:: WORK INSTRUCTIONS ::
Review the listing and copy each line that holds the word "structured".

=== INPUT ROWS ===

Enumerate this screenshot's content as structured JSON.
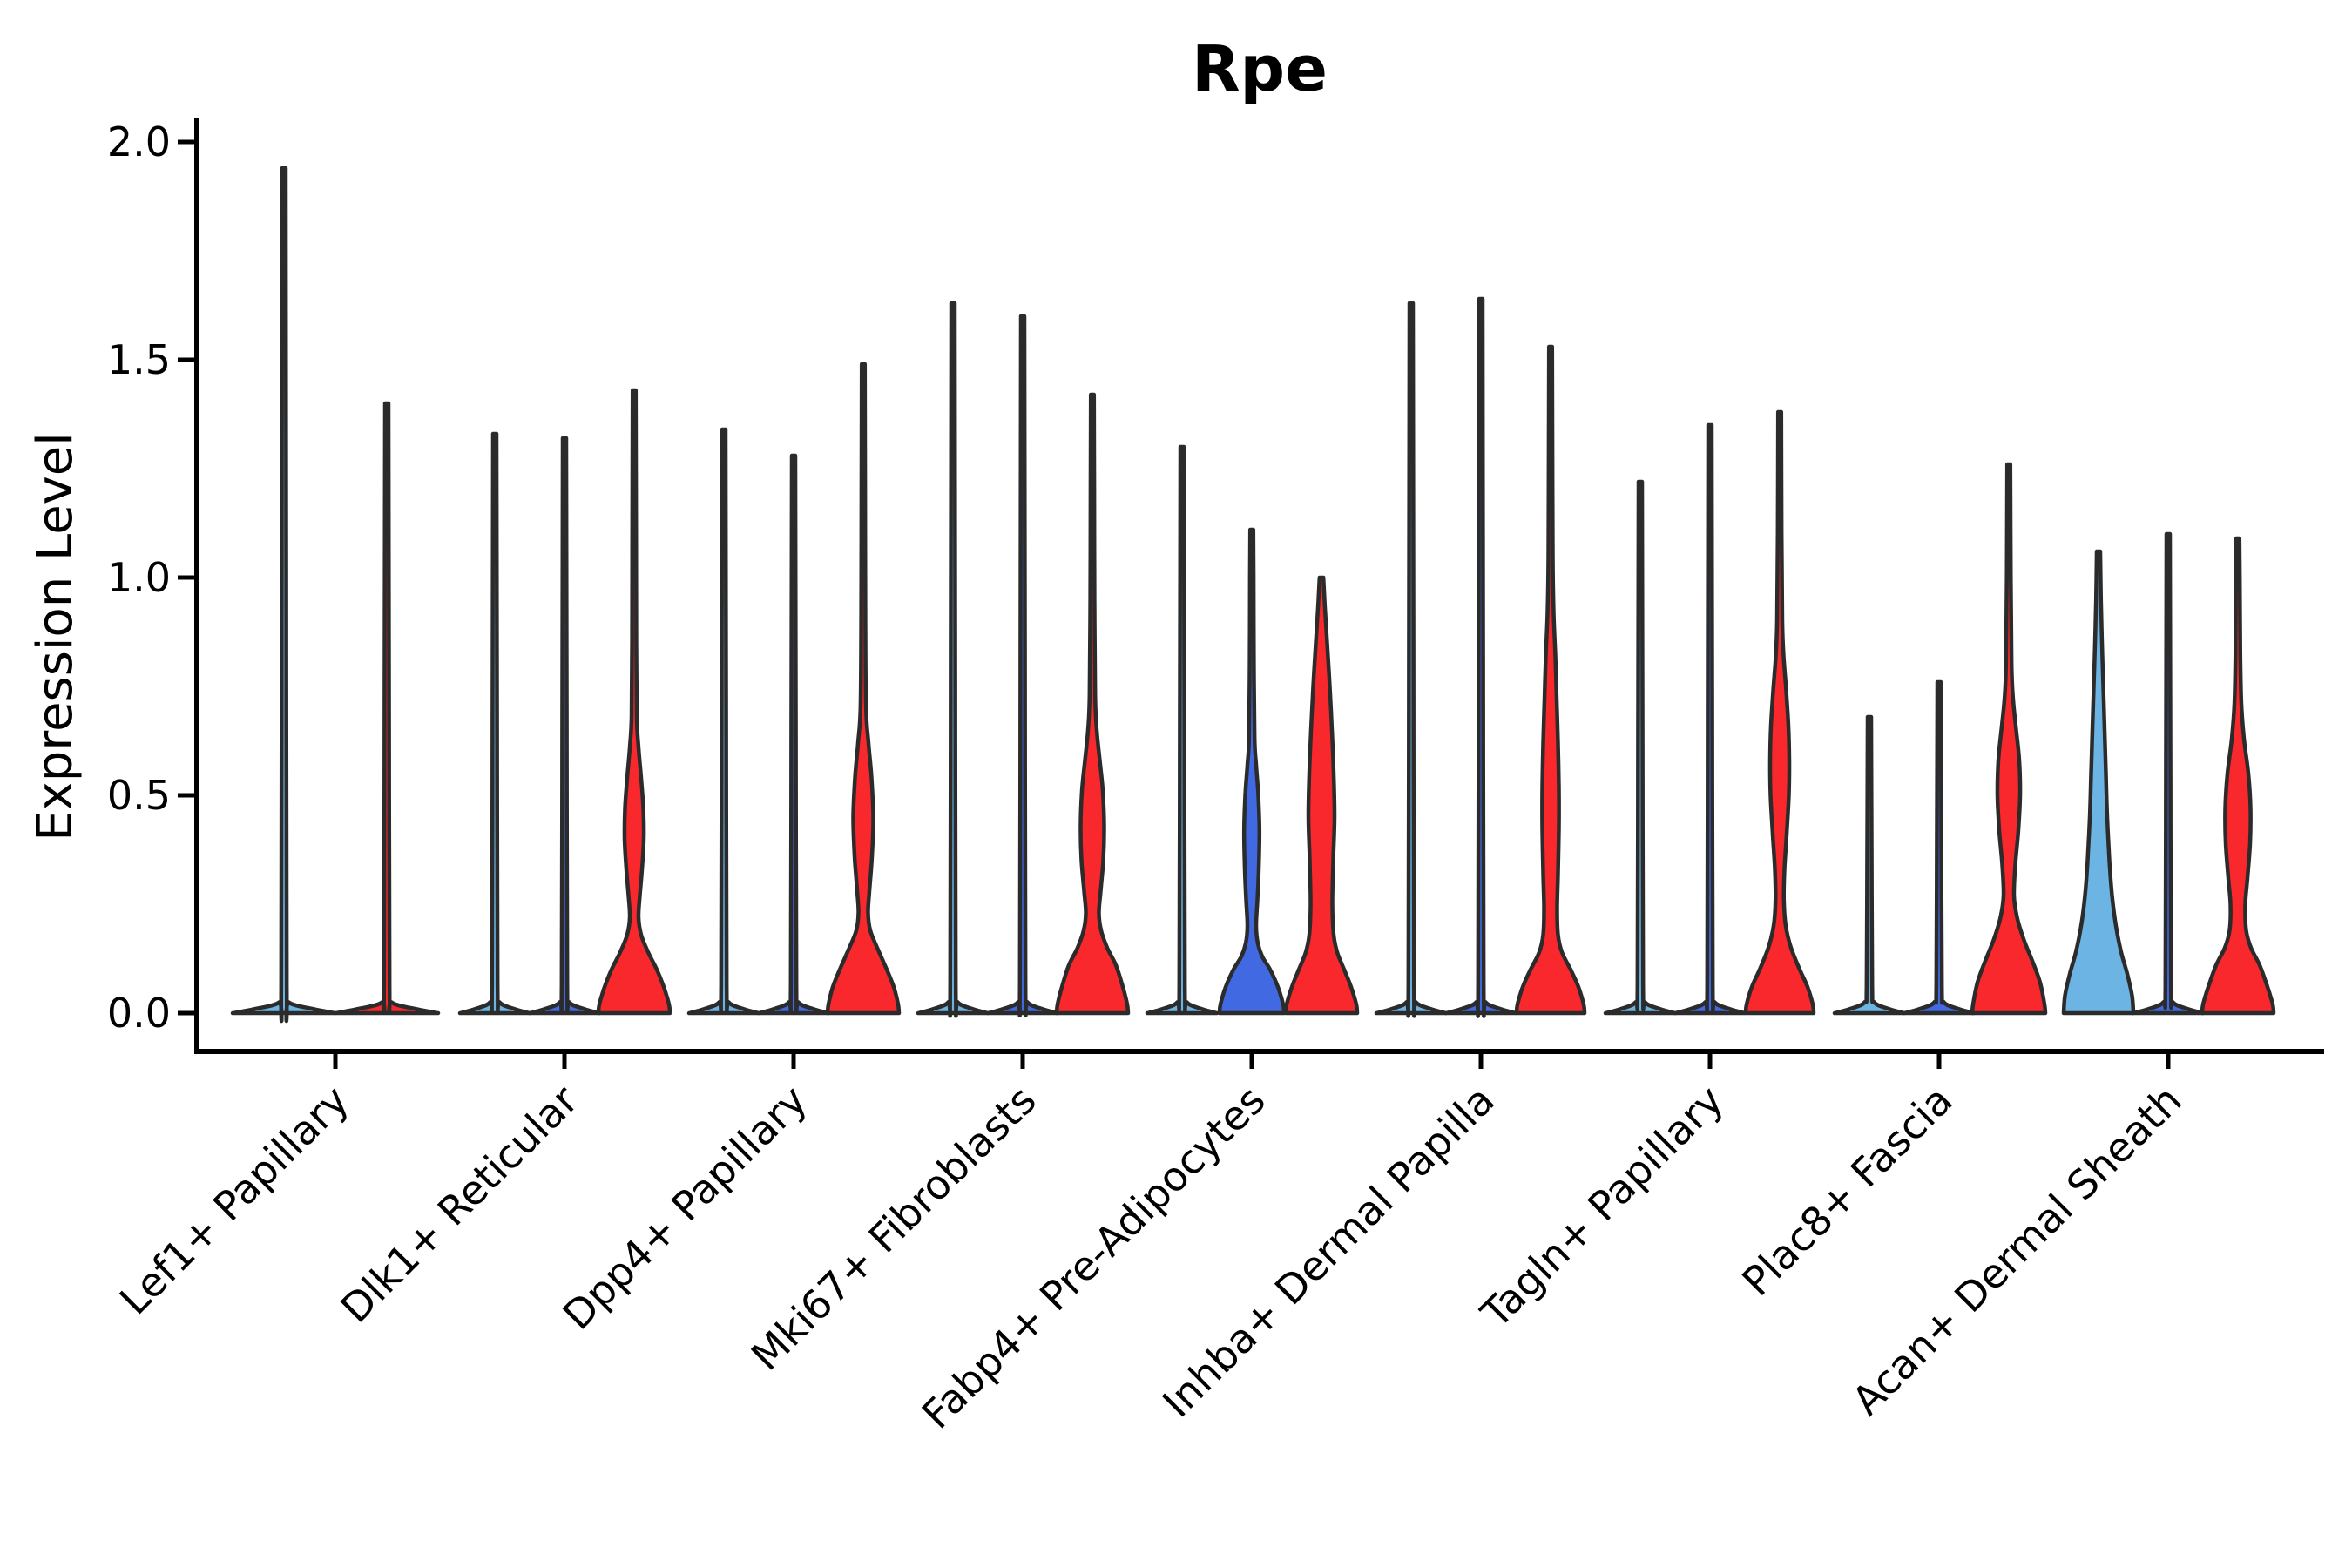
{
  "title": "Rpe",
  "axes": {
    "y_label": "Expression Level",
    "y_tick_labels": [
      "0.0",
      "0.5",
      "1.0",
      "1.5",
      "2.0"
    ],
    "y_tick_values": [
      0.0,
      0.5,
      1.0,
      1.5,
      2.0
    ],
    "y_range": [
      0.0,
      2.05
    ],
    "x_tick_labels": [
      "Lef1+ Papillary",
      "Dlk1+ Reticular",
      "Dpp4+ Papillary",
      "Mki67+ Fibroblasts",
      "Fabp4+ Pre-Adipocytes",
      "Inhba+ Dermal Papilla",
      "Tagln+ Papillary",
      "Plac8+ Fascia",
      "Acan+ Dermal Sheath"
    ]
  },
  "colors": {
    "light_blue_fill": "#6CB4E4",
    "blue_fill": "#4169E1",
    "red_fill": "#F8282C",
    "violin_outline": "#2B2B2B",
    "axis": "#000000",
    "text": "#000000",
    "background": "#FFFFFF"
  },
  "chart_data": {
    "type": "violin",
    "title": "Rpe",
    "xlabel": "",
    "ylabel": "Expression Level",
    "ylim": [
      0.0,
      2.05
    ],
    "grid": false,
    "legend_position": "none",
    "categories": [
      "Lef1+ Papillary",
      "Dlk1+ Reticular",
      "Dpp4+ Papillary",
      "Mki67+ Fibroblasts",
      "Fabp4+ Pre-Adipocytes",
      "Inhba+ Dermal Papilla",
      "Tagln+ Papillary",
      "Plac8+ Fascia",
      "Acan+ Dermal Sheath"
    ],
    "profile_note": "profile = [expression_value, half_width_px] pairs of the kde outline from 0 up to the max expression of that violin",
    "groups": [
      {
        "category": "Lef1+ Papillary",
        "violins": [
          {
            "fill": "#6CB4E4",
            "shape": "line",
            "max": 1.94,
            "base_halfwidth": 59
          },
          {
            "fill": "#F8282C",
            "shape": "line",
            "max": 1.4,
            "base_halfwidth": 59
          }
        ]
      },
      {
        "category": "Dlk1+ Reticular",
        "violins": [
          {
            "fill": "#6CB4E4",
            "shape": "line",
            "max": 1.33,
            "base_halfwidth": 40
          },
          {
            "fill": "#4169E1",
            "shape": "line",
            "max": 1.32,
            "base_halfwidth": 40
          },
          {
            "fill": "#F8282C",
            "shape": "density",
            "max": 1.43,
            "profile": [
              [
                0,
                41
              ],
              [
                0.02,
                40
              ],
              [
                0.06,
                34
              ],
              [
                0.1,
                26
              ],
              [
                0.14,
                16
              ],
              [
                0.18,
                8
              ],
              [
                0.22,
                5
              ],
              [
                0.27,
                6.5
              ],
              [
                0.33,
                9
              ],
              [
                0.4,
                11
              ],
              [
                0.47,
                10.5
              ],
              [
                0.54,
                8
              ],
              [
                0.61,
                5
              ],
              [
                0.68,
                3
              ],
              [
                0.85,
                2.4
              ],
              [
                1.1,
                2.2
              ],
              [
                1.43,
                1.8
              ]
            ]
          }
        ]
      },
      {
        "category": "Dpp4+ Papillary",
        "violins": [
          {
            "fill": "#6CB4E4",
            "shape": "line",
            "max": 1.34,
            "base_halfwidth": 40
          },
          {
            "fill": "#4169E1",
            "shape": "line",
            "max": 1.28,
            "base_halfwidth": 40
          },
          {
            "fill": "#F8282C",
            "shape": "density",
            "max": 1.49,
            "profile": [
              [
                0,
                41
              ],
              [
                0.02,
                40
              ],
              [
                0.06,
                35
              ],
              [
                0.1,
                27
              ],
              [
                0.15,
                16
              ],
              [
                0.19,
                8
              ],
              [
                0.23,
                5.5
              ],
              [
                0.28,
                7
              ],
              [
                0.36,
                10
              ],
              [
                0.45,
                11.5
              ],
              [
                0.54,
                9.5
              ],
              [
                0.62,
                6
              ],
              [
                0.7,
                3.2
              ],
              [
                0.9,
                2.4
              ],
              [
                1.2,
                2.1
              ],
              [
                1.49,
                1.8
              ]
            ]
          }
        ]
      },
      {
        "category": "Mki67+ Fibroblasts",
        "violins": [
          {
            "fill": "#6CB4E4",
            "shape": "line",
            "max": 1.63,
            "base_halfwidth": 40
          },
          {
            "fill": "#4169E1",
            "shape": "line",
            "max": 1.6,
            "base_halfwidth": 40
          },
          {
            "fill": "#F8282C",
            "shape": "density",
            "max": 1.42,
            "profile": [
              [
                0,
                41
              ],
              [
                0.02,
                40
              ],
              [
                0.06,
                35
              ],
              [
                0.11,
                27
              ],
              [
                0.15,
                17
              ],
              [
                0.19,
                10
              ],
              [
                0.23,
                7.5
              ],
              [
                0.28,
                9.5
              ],
              [
                0.35,
                12.5
              ],
              [
                0.43,
                13.5
              ],
              [
                0.51,
                12
              ],
              [
                0.58,
                8.5
              ],
              [
                0.65,
                5
              ],
              [
                0.73,
                3.2
              ],
              [
                0.95,
                2.4
              ],
              [
                1.2,
                2.1
              ],
              [
                1.42,
                1.8
              ]
            ]
          }
        ]
      },
      {
        "category": "Fabp4+ Pre-Adipocytes",
        "violins": [
          {
            "fill": "#6CB4E4",
            "shape": "line",
            "max": 1.3,
            "base_halfwidth": 40
          },
          {
            "fill": "#4169E1",
            "shape": "density",
            "max": 1.11,
            "profile": [
              [
                0,
                37
              ],
              [
                0.02,
                36
              ],
              [
                0.06,
                30
              ],
              [
                0.1,
                21
              ],
              [
                0.13,
                12
              ],
              [
                0.16,
                7
              ],
              [
                0.2,
                5
              ],
              [
                0.26,
                6.5
              ],
              [
                0.33,
                8
              ],
              [
                0.42,
                8.8
              ],
              [
                0.5,
                7.5
              ],
              [
                0.57,
                5
              ],
              [
                0.63,
                3.2
              ],
              [
                0.8,
                2.4
              ],
              [
                1.0,
                2.1
              ],
              [
                1.11,
                1.8
              ]
            ]
          },
          {
            "fill": "#F8282C",
            "shape": "density",
            "max": 1.0,
            "profile": [
              [
                0,
                41
              ],
              [
                0.02,
                40
              ],
              [
                0.06,
                34
              ],
              [
                0.1,
                26
              ],
              [
                0.14,
                18
              ],
              [
                0.18,
                14
              ],
              [
                0.25,
                12.5
              ],
              [
                0.35,
                13.5
              ],
              [
                0.45,
                15
              ],
              [
                0.55,
                14
              ],
              [
                0.65,
                12
              ],
              [
                0.75,
                9.5
              ],
              [
                0.85,
                6.5
              ],
              [
                0.93,
                4
              ],
              [
                1.0,
                2.2
              ]
            ]
          }
        ]
      },
      {
        "category": "Inhba+ Dermal Papilla",
        "violins": [
          {
            "fill": "#6CB4E4",
            "shape": "line",
            "max": 1.63,
            "base_halfwidth": 40
          },
          {
            "fill": "#4169E1",
            "shape": "line",
            "max": 1.64,
            "base_halfwidth": 40
          },
          {
            "fill": "#F8282C",
            "shape": "density",
            "max": 1.53,
            "profile": [
              [
                0,
                39
              ],
              [
                0.02,
                38
              ],
              [
                0.06,
                32
              ],
              [
                0.1,
                23
              ],
              [
                0.14,
                13
              ],
              [
                0.18,
                8.5
              ],
              [
                0.24,
                7.5
              ],
              [
                0.32,
                8.5
              ],
              [
                0.42,
                9.5
              ],
              [
                0.52,
                9.5
              ],
              [
                0.62,
                8.5
              ],
              [
                0.72,
                7
              ],
              [
                0.82,
                5.5
              ],
              [
                0.92,
                3.5
              ],
              [
                1.05,
                2.5
              ],
              [
                1.3,
                2.1
              ],
              [
                1.53,
                1.8
              ]
            ]
          }
        ]
      },
      {
        "category": "Tagln+ Papillary",
        "violins": [
          {
            "fill": "#6CB4E4",
            "shape": "line",
            "max": 1.22,
            "base_halfwidth": 40
          },
          {
            "fill": "#4169E1",
            "shape": "line",
            "max": 1.35,
            "base_halfwidth": 40
          },
          {
            "fill": "#F8282C",
            "shape": "density",
            "max": 1.38,
            "profile": [
              [
                0,
                39
              ],
              [
                0.02,
                38
              ],
              [
                0.06,
                32
              ],
              [
                0.1,
                23
              ],
              [
                0.15,
                13
              ],
              [
                0.2,
                7
              ],
              [
                0.26,
                4.8
              ],
              [
                0.33,
                5.5
              ],
              [
                0.41,
                8
              ],
              [
                0.5,
                10.5
              ],
              [
                0.58,
                11
              ],
              [
                0.66,
                10
              ],
              [
                0.74,
                7.5
              ],
              [
                0.82,
                4.5
              ],
              [
                0.9,
                3
              ],
              [
                1.1,
                2.2
              ],
              [
                1.38,
                1.8
              ]
            ]
          }
        ]
      },
      {
        "category": "Plac8+ Fascia",
        "violins": [
          {
            "fill": "#6CB4E4",
            "shape": "line",
            "max": 0.68,
            "base_halfwidth": 40
          },
          {
            "fill": "#4169E1",
            "shape": "line",
            "max": 0.76,
            "base_halfwidth": 40
          },
          {
            "fill": "#F8282C",
            "shape": "density",
            "max": 1.26,
            "profile": [
              [
                0,
                42
              ],
              [
                0.02,
                41
              ],
              [
                0.07,
                36
              ],
              [
                0.12,
                27
              ],
              [
                0.17,
                17
              ],
              [
                0.22,
                9.5
              ],
              [
                0.27,
                6
              ],
              [
                0.34,
                7.5
              ],
              [
                0.42,
                11
              ],
              [
                0.5,
                13
              ],
              [
                0.58,
                12
              ],
              [
                0.65,
                8.5
              ],
              [
                0.72,
                5
              ],
              [
                0.8,
                3.2
              ],
              [
                1.0,
                2.3
              ],
              [
                1.26,
                1.8
              ]
            ]
          }
        ]
      },
      {
        "category": "Acan+ Dermal Sheath",
        "violins": [
          {
            "fill": "#6CB4E4",
            "shape": "density",
            "max": 1.06,
            "profile": [
              [
                0,
                40
              ],
              [
                0.04,
                38.5
              ],
              [
                0.09,
                33
              ],
              [
                0.14,
                26
              ],
              [
                0.2,
                20
              ],
              [
                0.27,
                15.5
              ],
              [
                0.35,
                12.5
              ],
              [
                0.45,
                10
              ],
              [
                0.55,
                8.5
              ],
              [
                0.65,
                7
              ],
              [
                0.75,
                5.5
              ],
              [
                0.85,
                4
              ],
              [
                0.95,
                2.8
              ],
              [
                1.06,
                2
              ]
            ]
          },
          {
            "fill": "#4169E1",
            "shape": "line",
            "max": 1.1,
            "base_halfwidth": 40
          },
          {
            "fill": "#F8282C",
            "shape": "density",
            "max": 1.09,
            "profile": [
              [
                0,
                41
              ],
              [
                0.02,
                40
              ],
              [
                0.06,
                34
              ],
              [
                0.11,
                25
              ],
              [
                0.15,
                15
              ],
              [
                0.19,
                9.5
              ],
              [
                0.25,
                8.5
              ],
              [
                0.31,
                11
              ],
              [
                0.39,
                14
              ],
              [
                0.47,
                14.5
              ],
              [
                0.55,
                12
              ],
              [
                0.63,
                7
              ],
              [
                0.71,
                4
              ],
              [
                0.82,
                2.8
              ],
              [
                1.0,
                2.2
              ],
              [
                1.09,
                1.8
              ]
            ]
          }
        ]
      }
    ]
  }
}
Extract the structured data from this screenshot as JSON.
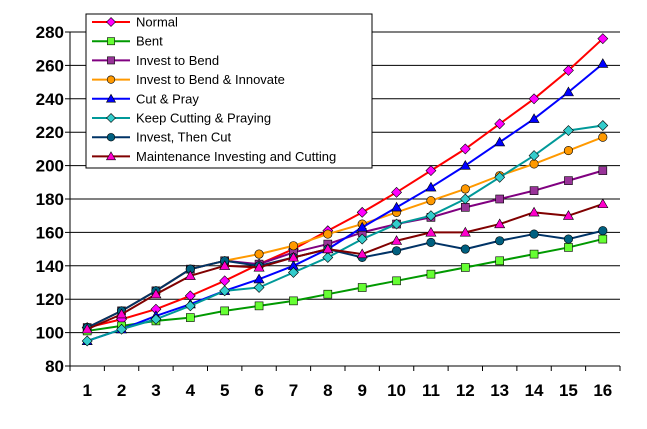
{
  "chart_data": {
    "type": "line",
    "title": "",
    "xlabel": "",
    "ylabel": "",
    "x": [
      1,
      2,
      3,
      4,
      5,
      6,
      7,
      8,
      9,
      10,
      11,
      12,
      13,
      14,
      15,
      16
    ],
    "ylim": [
      80,
      280
    ],
    "yticks": [
      80,
      100,
      120,
      140,
      160,
      180,
      200,
      220,
      240,
      260,
      280
    ],
    "grid": "horizontal",
    "legend_position": "top-left",
    "series": [
      {
        "name": "Normal",
        "color": "#ff0000",
        "marker_color": "#ff00ff",
        "marker": "diamond",
        "values": [
          103,
          108,
          114,
          122,
          131,
          141,
          150,
          161,
          172,
          184,
          197,
          210,
          225,
          240,
          257,
          276
        ]
      },
      {
        "name": "Bent",
        "color": "#009900",
        "marker_color": "#66ff33",
        "marker": "square",
        "values": [
          101,
          104,
          107,
          109,
          113,
          116,
          119,
          123,
          127,
          131,
          135,
          139,
          143,
          147,
          151,
          156
        ]
      },
      {
        "name": "Invest to Bend",
        "color": "#800080",
        "marker_color": "#993399",
        "marker": "square",
        "values": [
          103,
          113,
          125,
          138,
          143,
          141,
          148,
          153,
          160,
          165,
          169,
          175,
          180,
          185,
          191,
          197
        ]
      },
      {
        "name": "Invest to Bend & Innovate",
        "color": "#ff9900",
        "marker_color": "#ff9900",
        "marker": "circle",
        "values": [
          103,
          113,
          125,
          138,
          143,
          147,
          152,
          159,
          165,
          172,
          179,
          186,
          194,
          201,
          209,
          217
        ]
      },
      {
        "name": "Cut & Pray",
        "color": "#0000ff",
        "marker_color": "#0000ff",
        "marker": "triangle",
        "values": [
          95,
          102,
          110,
          117,
          125,
          132,
          140,
          150,
          163,
          175,
          187,
          200,
          214,
          228,
          244,
          261
        ]
      },
      {
        "name": "Keep Cutting & Praying",
        "color": "#009999",
        "marker_color": "#33cccc",
        "marker": "diamond",
        "values": [
          95,
          102,
          108,
          116,
          125,
          127,
          136,
          145,
          156,
          165,
          170,
          180,
          193,
          206,
          221,
          224
        ]
      },
      {
        "name": "Invest, Then Cut",
        "color": "#003366",
        "marker_color": "#006080",
        "marker": "circle",
        "values": [
          103,
          113,
          125,
          138,
          143,
          140,
          145,
          150,
          145,
          149,
          154,
          150,
          155,
          159,
          156,
          161
        ]
      },
      {
        "name": "Maintenance Investing and Cutting",
        "color": "#800000",
        "marker_color": "#ff00cc",
        "marker": "triangle",
        "values": [
          102,
          111,
          123,
          134,
          140,
          139,
          145,
          150,
          147,
          155,
          160,
          160,
          165,
          172,
          170,
          177
        ]
      }
    ]
  }
}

===

:: FINISHED TASK ::
Enumerate this screenshot's content as structured JSON.
Extract the structured data from this screenshot as JSON.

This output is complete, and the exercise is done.